_What the task asks_
Quote the whole listing exactly. Leave the pictures out of your copy.

- - -

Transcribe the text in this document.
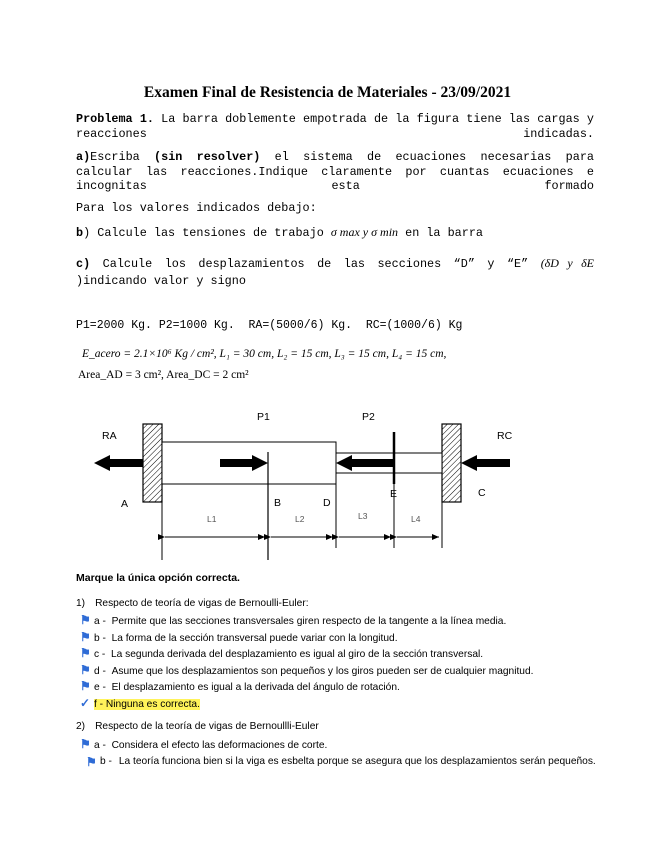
Examen Final de Resistencia de Materiales - 23/09/2021
Problema 1. La barra doblemente empotrada de la figura tiene las cargas y reacciones indicadas.
a)Escriba (sin resolver) el sistema de ecuaciones necesarias para calcular las reacciones.Indique claramente por cuantas ecuaciones e incognitas esta formado
Para los valores indicados debajo:
b) Calcule las tensiones de trabajo σ max y σ min en la barra
c) Calcule los desplazamientos de las secciones “D” y “E” (δD y δE
)indicando valor y signo
P1=2000 Kg. P2=1000 Kg.  RA=(5000/6) Kg.  RC=(1000/6) Kg
E_acero = 2.1×10⁶ Kg / cm², L₁ = 30 cm, L₂ = 15 cm, L₃ = 15 cm, L₄ = 15 cm,
Area_AD = 3 cm², Area_DC = 2 cm²
RA	RC
P1	P2
A	B	D
E	C
L1	L2	L3	L4
Marque la única opción correcta.
1) Respecto de teoría de vigas de Bernoulli-Euler:
⚑ a - Permite que las secciones transversales giren respecto de la tangente a la línea media.
⚑ b - La forma de la sección transversal puede variar con la longitud.
⚑ c - La segunda derivada del desplazamiento es igual al giro de la sección transversal.
⚑ d - Asume que los desplazamientos son pequeños y los giros pueden ser de cualquier magnitud.
⚑ e - El desplazamiento es igual a la derivada del ángulo de rotación.
✓ f - Ninguna es correcta.
2) Respecto de la teoría de vigas de Bernoullli-Euler
⚑ a - Considera el efecto las deformaciones de corte.
⚑ b - La teoría funciona bien si la viga es esbelta porque se asegura que los desplazamientos serán pequeños.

- - -

_Answer_
Transcribe the text in this document.
Examen Final de Resistencia de Materiales - 23/09/2021
Problema 1. La barra doblemente empotrada de la figura tiene las cargas y reacciones indicadas.
a)Escriba (sin resolver) el sistema de ecuaciones necesarias para calcular las reacciones.Indique claramente por cuantas ecuaciones e incognitas esta formado
Para los valores indicados debajo:
b) Calcule las tensiones de trabajo σ max y σ min en la barra
c) Calcule los desplazamientos de las secciones “D” y “E” (δD y δE
)indicando valor y signo
P1=2000 Kg. P2=1000 Kg.  RA=(5000/6) Kg.  RC=(1000/6) Kg
E_acero = 2.1×10⁶ Kg / cm², L₁ = 30 cm, L₂ = 15 cm, L₃ = 15 cm, L₄ = 15 cm,
Area_AD = 3 cm², Area_DC = 2 cm²
RA	RC
P1	P2
A	B	D
E	C
L1	L2	L3	L4
Marque la única opción correcta.
1) Respecto de teoría de vigas de Bernoulli-Euler:
⚑ a - Permite que las secciones transversales giren respecto de la tangente a la línea media.
⚑ b - La forma de la sección transversal puede variar con la longitud.
⚑ c - La segunda derivada del desplazamiento es igual al giro de la sección transversal.
⚑ d - Asume que los desplazamientos son pequeños y los giros pueden ser de cualquier magnitud.
⚑ e - El desplazamiento es igual a la derivada del ángulo de rotación.
✓ f - Ninguna es correcta.
2) Respecto de la teoría de vigas de Bernoullli-Euler
⚑ a - Considera el efecto las deformaciones de corte.
⚑ b - La teoría funciona bien si la viga es esbelta porque se asegura que los desplazamientos serán pequeños.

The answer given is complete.